**Work to be completed**
Transcribe the full listing below exactly.

* BEGIN Supplied records *

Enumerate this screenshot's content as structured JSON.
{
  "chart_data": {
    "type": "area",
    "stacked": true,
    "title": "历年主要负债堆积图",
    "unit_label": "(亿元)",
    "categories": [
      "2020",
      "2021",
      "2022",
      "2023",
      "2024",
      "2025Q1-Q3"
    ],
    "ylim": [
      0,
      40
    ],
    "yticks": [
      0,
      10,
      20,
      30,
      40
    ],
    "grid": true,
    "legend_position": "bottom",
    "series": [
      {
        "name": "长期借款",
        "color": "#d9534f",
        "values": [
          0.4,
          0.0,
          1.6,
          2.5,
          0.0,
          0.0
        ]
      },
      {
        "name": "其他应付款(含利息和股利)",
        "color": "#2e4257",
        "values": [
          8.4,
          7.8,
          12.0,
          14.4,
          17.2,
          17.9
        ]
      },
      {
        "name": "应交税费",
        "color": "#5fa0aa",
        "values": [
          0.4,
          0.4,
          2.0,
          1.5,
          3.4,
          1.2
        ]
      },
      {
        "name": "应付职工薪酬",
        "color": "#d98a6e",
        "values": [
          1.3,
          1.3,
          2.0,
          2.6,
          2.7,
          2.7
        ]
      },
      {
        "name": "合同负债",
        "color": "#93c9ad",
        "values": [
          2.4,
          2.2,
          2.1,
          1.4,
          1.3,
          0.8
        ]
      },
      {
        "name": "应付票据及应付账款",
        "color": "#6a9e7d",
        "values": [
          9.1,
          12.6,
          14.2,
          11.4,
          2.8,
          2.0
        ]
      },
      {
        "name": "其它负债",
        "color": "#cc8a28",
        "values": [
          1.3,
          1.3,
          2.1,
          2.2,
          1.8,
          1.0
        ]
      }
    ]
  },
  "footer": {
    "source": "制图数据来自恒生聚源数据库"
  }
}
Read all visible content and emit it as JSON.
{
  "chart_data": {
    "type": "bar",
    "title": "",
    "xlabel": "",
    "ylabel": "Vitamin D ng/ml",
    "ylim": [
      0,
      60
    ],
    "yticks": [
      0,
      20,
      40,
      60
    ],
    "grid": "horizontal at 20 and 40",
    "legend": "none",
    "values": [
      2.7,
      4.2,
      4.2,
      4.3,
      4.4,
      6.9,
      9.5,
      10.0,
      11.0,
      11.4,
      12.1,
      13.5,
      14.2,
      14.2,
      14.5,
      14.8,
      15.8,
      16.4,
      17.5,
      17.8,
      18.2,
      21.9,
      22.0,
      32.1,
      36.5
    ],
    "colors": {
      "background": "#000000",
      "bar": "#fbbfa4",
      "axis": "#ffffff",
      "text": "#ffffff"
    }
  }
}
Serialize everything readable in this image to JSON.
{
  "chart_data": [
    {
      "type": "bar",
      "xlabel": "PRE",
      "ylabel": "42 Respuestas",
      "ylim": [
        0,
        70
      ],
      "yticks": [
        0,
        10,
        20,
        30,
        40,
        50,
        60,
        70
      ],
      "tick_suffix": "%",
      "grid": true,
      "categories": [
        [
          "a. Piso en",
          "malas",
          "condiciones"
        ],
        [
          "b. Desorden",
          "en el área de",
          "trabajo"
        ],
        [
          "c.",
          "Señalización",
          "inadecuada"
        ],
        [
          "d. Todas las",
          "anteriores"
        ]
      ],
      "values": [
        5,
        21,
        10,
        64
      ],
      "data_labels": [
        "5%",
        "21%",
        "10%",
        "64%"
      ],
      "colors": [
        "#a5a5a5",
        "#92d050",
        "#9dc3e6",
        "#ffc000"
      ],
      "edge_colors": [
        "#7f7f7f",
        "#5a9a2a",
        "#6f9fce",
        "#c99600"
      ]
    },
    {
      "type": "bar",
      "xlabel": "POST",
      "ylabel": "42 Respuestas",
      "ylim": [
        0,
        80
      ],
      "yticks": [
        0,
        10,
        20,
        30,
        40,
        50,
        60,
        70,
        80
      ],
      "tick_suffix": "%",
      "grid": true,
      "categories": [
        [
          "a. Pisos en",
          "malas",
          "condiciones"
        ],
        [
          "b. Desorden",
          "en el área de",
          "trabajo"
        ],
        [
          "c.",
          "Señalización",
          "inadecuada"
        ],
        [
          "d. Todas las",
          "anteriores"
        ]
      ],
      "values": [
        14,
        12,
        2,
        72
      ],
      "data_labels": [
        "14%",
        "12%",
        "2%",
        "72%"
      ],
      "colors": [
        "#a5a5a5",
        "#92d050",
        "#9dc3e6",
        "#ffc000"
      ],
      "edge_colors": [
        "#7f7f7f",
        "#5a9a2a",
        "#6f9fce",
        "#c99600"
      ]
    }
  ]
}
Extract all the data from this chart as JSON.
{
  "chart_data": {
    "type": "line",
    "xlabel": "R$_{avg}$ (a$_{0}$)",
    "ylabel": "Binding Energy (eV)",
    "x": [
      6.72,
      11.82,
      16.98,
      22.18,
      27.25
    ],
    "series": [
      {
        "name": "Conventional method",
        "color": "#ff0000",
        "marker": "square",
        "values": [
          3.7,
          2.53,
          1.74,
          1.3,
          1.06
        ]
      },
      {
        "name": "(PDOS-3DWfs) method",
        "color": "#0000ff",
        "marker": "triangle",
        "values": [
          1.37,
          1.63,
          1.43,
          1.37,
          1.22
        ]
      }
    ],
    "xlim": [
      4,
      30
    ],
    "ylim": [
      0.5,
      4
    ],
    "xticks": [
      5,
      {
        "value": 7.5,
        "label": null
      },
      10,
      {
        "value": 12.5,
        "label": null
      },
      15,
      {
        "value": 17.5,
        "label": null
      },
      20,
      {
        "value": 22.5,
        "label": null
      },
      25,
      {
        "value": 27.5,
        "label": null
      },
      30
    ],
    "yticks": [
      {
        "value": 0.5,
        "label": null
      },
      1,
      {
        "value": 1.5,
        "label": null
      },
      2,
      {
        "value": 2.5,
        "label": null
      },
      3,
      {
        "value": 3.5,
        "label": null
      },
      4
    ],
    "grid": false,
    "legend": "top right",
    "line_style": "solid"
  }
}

* END Supplied records *

**Solution to the problem**
Enumerate this screenshot's content as structured JSON.
{
  "chart_data": {
    "type": "area",
    "stacked": true,
    "title": "历年主要负债堆积图",
    "unit_label": "(亿元)",
    "categories": [
      "2020",
      "2021",
      "2022",
      "2023",
      "2024",
      "2025Q1-Q3"
    ],
    "ylim": [
      0,
      40
    ],
    "yticks": [
      0,
      10,
      20,
      30,
      40
    ],
    "grid": true,
    "legend_position": "bottom",
    "series": [
      {
        "name": "长期借款",
        "color": "#d9534f",
        "values": [
          0.4,
          0.0,
          1.6,
          2.5,
          0.0,
          0.0
        ]
      },
      {
        "name": "其他应付款(含利息和股利)",
        "color": "#2e4257",
        "values": [
          8.4,
          7.8,
          12.0,
          14.4,
          17.2,
          17.9
        ]
      },
      {
        "name": "应交税费",
        "color": "#5fa0aa",
        "values": [
          0.4,
          0.4,
          2.0,
          1.5,
          3.4,
          1.2
        ]
      },
      {
        "name": "应付职工薪酬",
        "color": "#d98a6e",
        "values": [
          1.3,
          1.3,
          2.0,
          2.6,
          2.7,
          2.7
        ]
      },
      {
        "name": "合同负债",
        "color": "#93c9ad",
        "values": [
          2.4,
          2.2,
          2.1,
          1.4,
          1.3,
          0.8
        ]
      },
      {
        "name": "应付票据及应付账款",
        "color": "#6a9e7d",
        "values": [
          9.1,
          12.6,
          14.2,
          11.4,
          2.8,
          2.0
        ]
      },
      {
        "name": "其它负债",
        "color": "#cc8a28",
        "values": [
          1.3,
          1.3,
          2.1,
          2.2,
          1.8,
          1.0
        ]
      }
    ]
  },
  "footer": {
    "source": "制图数据来自恒生聚源数据库"
  }
}
Read all visible content and emit it as JSON.
{
  "chart_data": {
    "type": "bar",
    "title": "",
    "xlabel": "",
    "ylabel": "Vitamin D ng/ml",
    "ylim": [
      0,
      60
    ],
    "yticks": [
      0,
      20,
      40,
      60
    ],
    "grid": "horizontal at 20 and 40",
    "legend": "none",
    "values": [
      2.7,
      4.2,
      4.2,
      4.3,
      4.4,
      6.9,
      9.5,
      10.0,
      11.0,
      11.4,
      12.1,
      13.5,
      14.2,
      14.2,
      14.5,
      14.8,
      15.8,
      16.4,
      17.5,
      17.8,
      18.2,
      21.9,
      22.0,
      32.1,
      36.5
    ],
    "colors": {
      "background": "#000000",
      "bar": "#fbbfa4",
      "axis": "#ffffff",
      "text": "#ffffff"
    }
  }
}
Serialize everything readable in this image to JSON.
{
  "chart_data": [
    {
      "type": "bar",
      "xlabel": "PRE",
      "ylabel": "42 Respuestas",
      "ylim": [
        0,
        70
      ],
      "yticks": [
        0,
        10,
        20,
        30,
        40,
        50,
        60,
        70
      ],
      "tick_suffix": "%",
      "grid": true,
      "categories": [
        [
          "a. Piso en",
          "malas",
          "condiciones"
        ],
        [
          "b. Desorden",
          "en el área de",
          "trabajo"
        ],
        [
          "c.",
          "Señalización",
          "inadecuada"
        ],
        [
          "d. Todas las",
          "anteriores"
        ]
      ],
      "values": [
        5,
        21,
        10,
        64
      ],
      "data_labels": [
        "5%",
        "21%",
        "10%",
        "64%"
      ],
      "colors": [
        "#a5a5a5",
        "#92d050",
        "#9dc3e6",
        "#ffc000"
      ],
      "edge_colors": [
        "#7f7f7f",
        "#5a9a2a",
        "#6f9fce",
        "#c99600"
      ]
    },
    {
      "type": "bar",
      "xlabel": "POST",
      "ylabel": "42 Respuestas",
      "ylim": [
        0,
        80
      ],
      "yticks": [
        0,
        10,
        20,
        30,
        40,
        50,
        60,
        70,
        80
      ],
      "tick_suffix": "%",
      "grid": true,
      "categories": [
        [
          "a. Pisos en",
          "malas",
          "condiciones"
        ],
        [
          "b. Desorden",
          "en el área de",
          "trabajo"
        ],
        [
          "c.",
          "Señalización",
          "inadecuada"
        ],
        [
          "d. Todas las",
          "anteriores"
        ]
      ],
      "values": [
        14,
        12,
        2,
        72
      ],
      "data_labels": [
        "14%",
        "12%",
        "2%",
        "72%"
      ],
      "colors": [
        "#a5a5a5",
        "#92d050",
        "#9dc3e6",
        "#ffc000"
      ],
      "edge_colors": [
        "#7f7f7f",
        "#5a9a2a",
        "#6f9fce",
        "#c99600"
      ]
    }
  ]
}
Extract all the data from this chart as JSON.
{
  "chart_data": {
    "type": "line",
    "xlabel": "R$_{avg}$ (a$_{0}$)",
    "ylabel": "Binding Energy (eV)",
    "x": [
      6.72,
      11.82,
      16.98,
      22.18,
      27.25
    ],
    "series": [
      {
        "name": "Conventional method",
        "color": "#ff0000",
        "marker": "square",
        "values": [
          3.7,
          2.53,
          1.74,
          1.3,
          1.06
        ]
      },
      {
        "name": "(PDOS-3DWfs) method",
        "color": "#0000ff",
        "marker": "triangle",
        "values": [
          1.37,
          1.63,
          1.43,
          1.37,
          1.22
        ]
      }
    ],
    "xlim": [
      4,
      30
    ],
    "ylim": [
      0.5,
      4
    ],
    "xticks": [
      5,
      {
        "value": 7.5,
        "label": null
      },
      10,
      {
        "value": 12.5,
        "label": null
      },
      15,
      {
        "value": 17.5,
        "label": null
      },
      20,
      {
        "value": 22.5,
        "label": null
      },
      25,
      {
        "value": 27.5,
        "label": null
      },
      30
    ],
    "yticks": [
      {
        "value": 0.5,
        "label": null
      },
      1,
      {
        "value": 1.5,
        "label": null
      },
      2,
      {
        "value": 2.5,
        "label": null
      },
      3,
      {
        "value": 3.5,
        "label": null
      },
      4
    ],
    "grid": false,
    "legend": "top right",
    "line_style": "solid"
  }
}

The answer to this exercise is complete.